● Task to complete
Output every line exactly as written. Leave out pictures.

[Dataset entries]
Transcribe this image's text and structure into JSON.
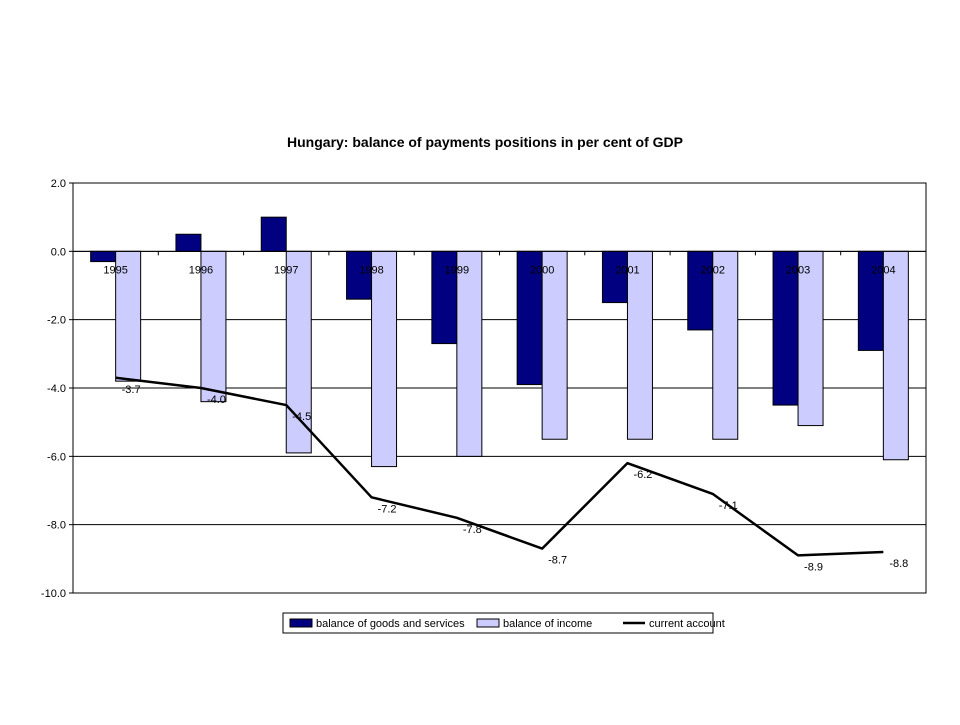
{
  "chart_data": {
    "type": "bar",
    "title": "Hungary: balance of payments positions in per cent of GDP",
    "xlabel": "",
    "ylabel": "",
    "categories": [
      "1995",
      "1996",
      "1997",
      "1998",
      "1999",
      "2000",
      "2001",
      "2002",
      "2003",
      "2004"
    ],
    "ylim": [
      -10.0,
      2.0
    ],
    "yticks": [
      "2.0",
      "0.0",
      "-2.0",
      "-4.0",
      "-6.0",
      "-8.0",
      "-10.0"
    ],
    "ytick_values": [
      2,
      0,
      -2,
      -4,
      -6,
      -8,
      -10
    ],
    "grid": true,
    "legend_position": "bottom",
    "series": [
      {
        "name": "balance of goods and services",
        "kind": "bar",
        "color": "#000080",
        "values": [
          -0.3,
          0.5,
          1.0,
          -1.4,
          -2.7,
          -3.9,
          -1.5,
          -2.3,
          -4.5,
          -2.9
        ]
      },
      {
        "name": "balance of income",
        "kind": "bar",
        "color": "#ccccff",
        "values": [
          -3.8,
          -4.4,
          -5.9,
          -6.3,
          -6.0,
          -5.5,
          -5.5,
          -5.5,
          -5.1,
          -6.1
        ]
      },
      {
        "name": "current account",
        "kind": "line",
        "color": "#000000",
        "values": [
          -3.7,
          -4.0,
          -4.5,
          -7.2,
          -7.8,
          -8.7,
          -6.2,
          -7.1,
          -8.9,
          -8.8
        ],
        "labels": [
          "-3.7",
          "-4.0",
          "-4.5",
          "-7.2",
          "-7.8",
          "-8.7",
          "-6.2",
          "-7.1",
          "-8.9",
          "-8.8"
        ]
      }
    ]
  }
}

● Worked solution
Transcribe this image's text and structure into JSON.
{
  "chart_data": {
    "type": "bar",
    "title": "Hungary: balance of payments positions in per cent of GDP",
    "xlabel": "",
    "ylabel": "",
    "categories": [
      "1995",
      "1996",
      "1997",
      "1998",
      "1999",
      "2000",
      "2001",
      "2002",
      "2003",
      "2004"
    ],
    "ylim": [
      -10.0,
      2.0
    ],
    "yticks": [
      "2.0",
      "0.0",
      "-2.0",
      "-4.0",
      "-6.0",
      "-8.0",
      "-10.0"
    ],
    "ytick_values": [
      2,
      0,
      -2,
      -4,
      -6,
      -8,
      -10
    ],
    "grid": true,
    "legend_position": "bottom",
    "series": [
      {
        "name": "balance of goods and services",
        "kind": "bar",
        "color": "#000080",
        "values": [
          -0.3,
          0.5,
          1.0,
          -1.4,
          -2.7,
          -3.9,
          -1.5,
          -2.3,
          -4.5,
          -2.9
        ]
      },
      {
        "name": "balance of income",
        "kind": "bar",
        "color": "#ccccff",
        "values": [
          -3.8,
          -4.4,
          -5.9,
          -6.3,
          -6.0,
          -5.5,
          -5.5,
          -5.5,
          -5.1,
          -6.1
        ]
      },
      {
        "name": "current account",
        "kind": "line",
        "color": "#000000",
        "values": [
          -3.7,
          -4.0,
          -4.5,
          -7.2,
          -7.8,
          -8.7,
          -6.2,
          -7.1,
          -8.9,
          -8.8
        ],
        "labels": [
          "-3.7",
          "-4.0",
          "-4.5",
          "-7.2",
          "-7.8",
          "-8.7",
          "-6.2",
          "-7.1",
          "-8.9",
          "-8.8"
        ]
      }
    ]
  }
}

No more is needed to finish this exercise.